Look for the word "text" in the entries below, then copy every line that has it.
***** THE INPUT
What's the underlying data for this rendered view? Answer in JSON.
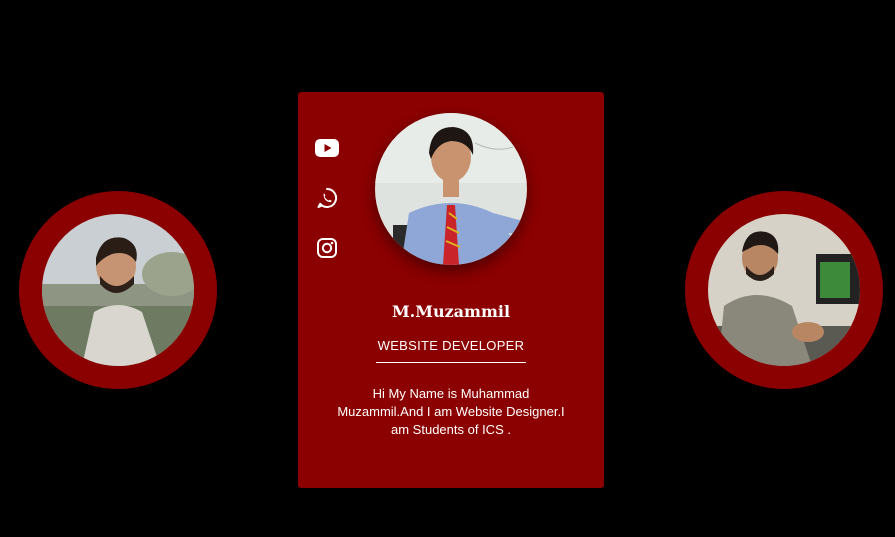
{
  "profile": {
    "name": "M.Muzammil",
    "role": "WEBSITE DEVELOPER",
    "bio": "Hi My Name is Muhammad Muzammil.And I am Website Designer.I am Students of ICS ."
  },
  "social": [
    {
      "icon": "youtube-icon"
    },
    {
      "icon": "whatsapp-icon"
    },
    {
      "icon": "instagram-icon"
    }
  ],
  "colors": {
    "background": "#000000",
    "accent": "#8b0000",
    "text": "#ffffff"
  }
}
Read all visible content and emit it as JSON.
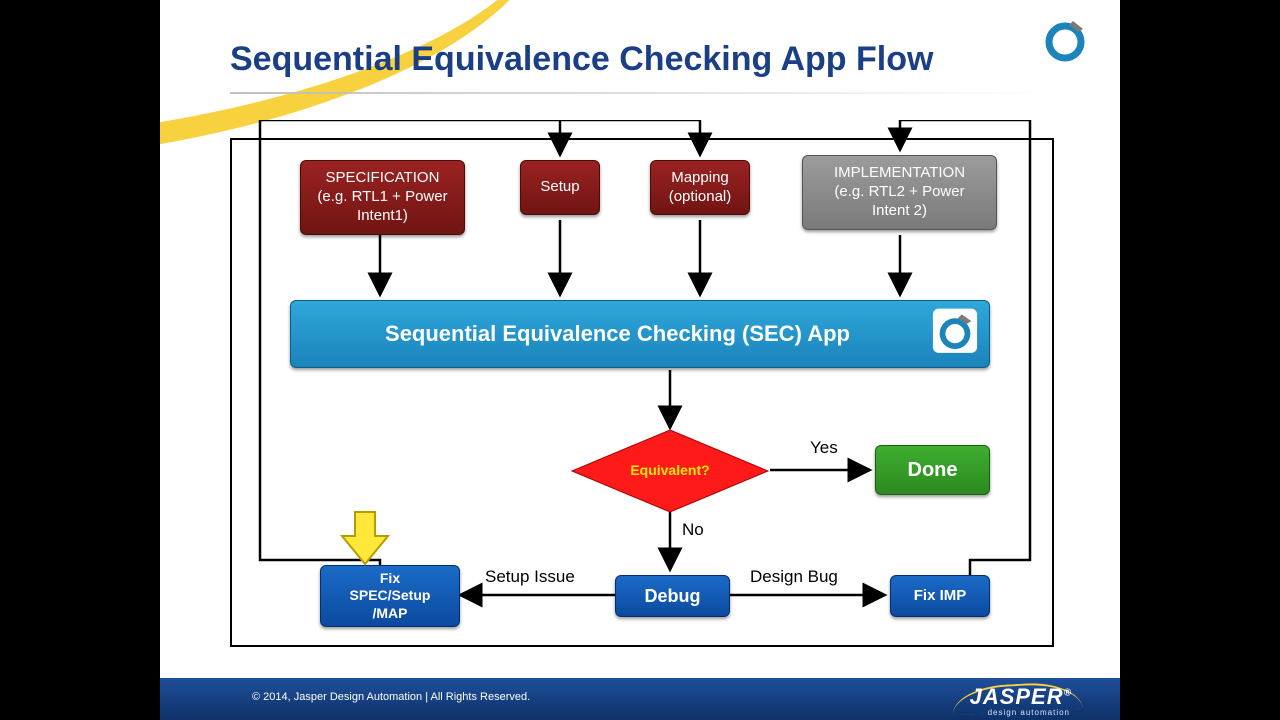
{
  "title": "Sequential Equivalence Checking App Flow",
  "nodes": {
    "spec": "SPECIFICATION\n(e.g. RTL1 + Power\nIntent1)",
    "setup": "Setup",
    "mapping": "Mapping\n(optional)",
    "impl": "IMPLEMENTATION\n(e.g. RTL2 + Power\nIntent 2)",
    "secapp": "Sequential Equivalence Checking (SEC) App",
    "decision": "Equivalent?",
    "done": "Done",
    "debug": "Debug",
    "fixspec": "Fix\nSPEC/Setup\n/MAP",
    "fiximp": "Fix IMP"
  },
  "labels": {
    "yes": "Yes",
    "no": "No",
    "setup_issue": "Setup Issue",
    "design_bug": "Design Bug"
  },
  "footer": "© 2014, Jasper Design Automation | All Rights Reserved.",
  "brand": "JASPER",
  "brand_sub": "design automation"
}
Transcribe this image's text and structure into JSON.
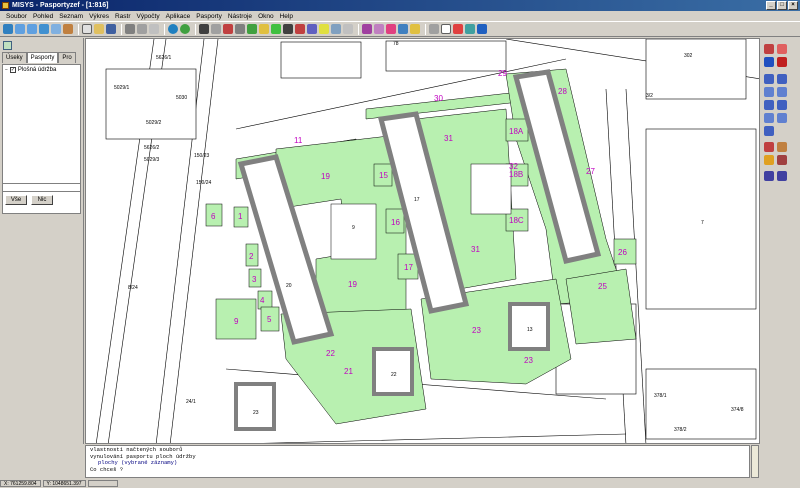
{
  "window": {
    "title": "MISYS - Pasportyzef - [1:816]"
  },
  "menu": [
    "Soubor",
    "Pohled",
    "Seznam",
    "Výkres",
    "Rastr",
    "Výpočty",
    "Aplikace",
    "Pasporty",
    "Nástroje",
    "Okno",
    "Help"
  ],
  "left_panel": {
    "tabs": [
      {
        "label": "Úseky"
      },
      {
        "label": "Pasporty"
      },
      {
        "label": "Pro"
      }
    ],
    "tree_item": "Plošná údržba",
    "buttons": {
      "all": "Vše",
      "none": "Nic"
    }
  },
  "map": {
    "plots": [
      "6",
      "1",
      "2",
      "3",
      "4",
      "5",
      "9",
      "11",
      "19",
      "19",
      "15",
      "16",
      "17",
      "22",
      "21",
      "30",
      "31",
      "31",
      "32",
      "23",
      "23",
      "29",
      "28",
      "18A",
      "18B",
      "18C",
      "27",
      "26",
      "25"
    ],
    "parcels": [
      "9",
      "17",
      "20",
      "22",
      "13",
      "23",
      "7",
      "378/1",
      "378/2",
      "374/8",
      "24/1",
      "78",
      "3/2",
      "302",
      "5626/1",
      "5626/2",
      "5029/1",
      "5029/2",
      "5029/3",
      "5030",
      "150/23",
      "150/24",
      "8/24"
    ]
  },
  "command": {
    "lines": [
      "vlastnosti načtených souborů",
      "vynulování pasportu ploch údržby",
      "plochy (vybrané záznamy)",
      "Co chceš ?"
    ]
  },
  "status": {
    "x": "X: 761259.804",
    "y": "Y: 1048651.397",
    "z": ""
  }
}
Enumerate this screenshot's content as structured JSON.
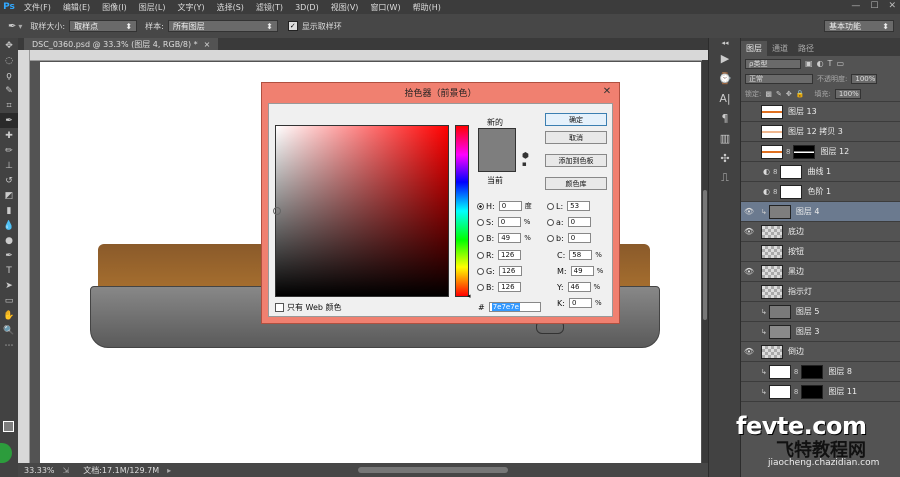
{
  "app": {
    "logo": "Ps"
  },
  "menubar": {
    "items": [
      "文件(F)",
      "编辑(E)",
      "图像(I)",
      "图层(L)",
      "文字(Y)",
      "选择(S)",
      "滤镜(T)",
      "3D(D)",
      "视图(V)",
      "窗口(W)",
      "帮助(H)"
    ],
    "window_controls": [
      "—",
      "☐",
      "✕"
    ]
  },
  "options": {
    "sample_size_label": "取样大小:",
    "sample_size_value": "取样点",
    "sample_label": "样本:",
    "sample_value": "所有图层",
    "show_ring_label": "显示取样环",
    "workspace": "基本功能"
  },
  "document": {
    "tab_title": "DSC_0360.psd @ 33.3% (图层 4, RGB/8) *",
    "tab_close": "×",
    "zoom": "33.33%",
    "doc_info": "文档:17.1M/129.7M"
  },
  "dialog": {
    "title": "拾色器（前景色）",
    "close": "✕",
    "new_label": "新的",
    "current_label": "当前",
    "ok": "确定",
    "cancel": "取消",
    "add_swatch": "添加到色板",
    "color_library": "颜色库",
    "web_only": "只有 Web 颜色",
    "fields": {
      "H": {
        "label": "H:",
        "value": "0",
        "unit": "度"
      },
      "S": {
        "label": "S:",
        "value": "0",
        "unit": "%"
      },
      "B": {
        "label": "B:",
        "value": "49",
        "unit": "%"
      },
      "R": {
        "label": "R:",
        "value": "126"
      },
      "G": {
        "label": "G:",
        "value": "126"
      },
      "Bl": {
        "label": "B:",
        "value": "126"
      },
      "L": {
        "label": "L:",
        "value": "53"
      },
      "a": {
        "label": "a:",
        "value": "0"
      },
      "b": {
        "label": "b:",
        "value": "0"
      },
      "C": {
        "label": "C:",
        "value": "58",
        "unit": "%"
      },
      "M": {
        "label": "M:",
        "value": "49",
        "unit": "%"
      },
      "Y": {
        "label": "Y:",
        "value": "46",
        "unit": "%"
      },
      "K": {
        "label": "K:",
        "value": "0",
        "unit": "%"
      }
    },
    "hex_prefix": "#",
    "hex": "7e7e7e",
    "selected_color": "#7e7e7e"
  },
  "layers_panel": {
    "tabs": [
      "图层",
      "通道",
      "路径"
    ],
    "kind_label": "ρ类型",
    "blend_mode": "正常",
    "opacity_label": "不透明度:",
    "opacity_value": "100%",
    "lock_label": "锁定:",
    "fill_label": "填充:",
    "fill_value": "100%",
    "layers": [
      {
        "name": "图层 13",
        "visible": false
      },
      {
        "name": "图层 12 拷贝 3",
        "visible": false
      },
      {
        "name": "图层 12",
        "visible": false
      },
      {
        "name": "曲线 1",
        "visible": false
      },
      {
        "name": "色阶 1",
        "visible": false
      },
      {
        "name": "图层 4",
        "visible": true,
        "selected": true
      },
      {
        "name": "底边",
        "visible": true
      },
      {
        "name": "按钮",
        "visible": false
      },
      {
        "name": "黑边",
        "visible": true
      },
      {
        "name": "指示灯",
        "visible": false
      },
      {
        "name": "图层 5",
        "visible": false
      },
      {
        "name": "图层 3",
        "visible": false
      },
      {
        "name": "倒边",
        "visible": true
      },
      {
        "name": "图层 8",
        "visible": false
      },
      {
        "name": "图层 11",
        "visible": false
      }
    ]
  },
  "watermark": {
    "main": "fevte.com",
    "cn": "飞特教程网",
    "url": "jiaocheng.chazidian.com"
  }
}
**********
OUTPUT BELOW
    "text": "#ffffff"
Transcribe this image's text and structure into JSON.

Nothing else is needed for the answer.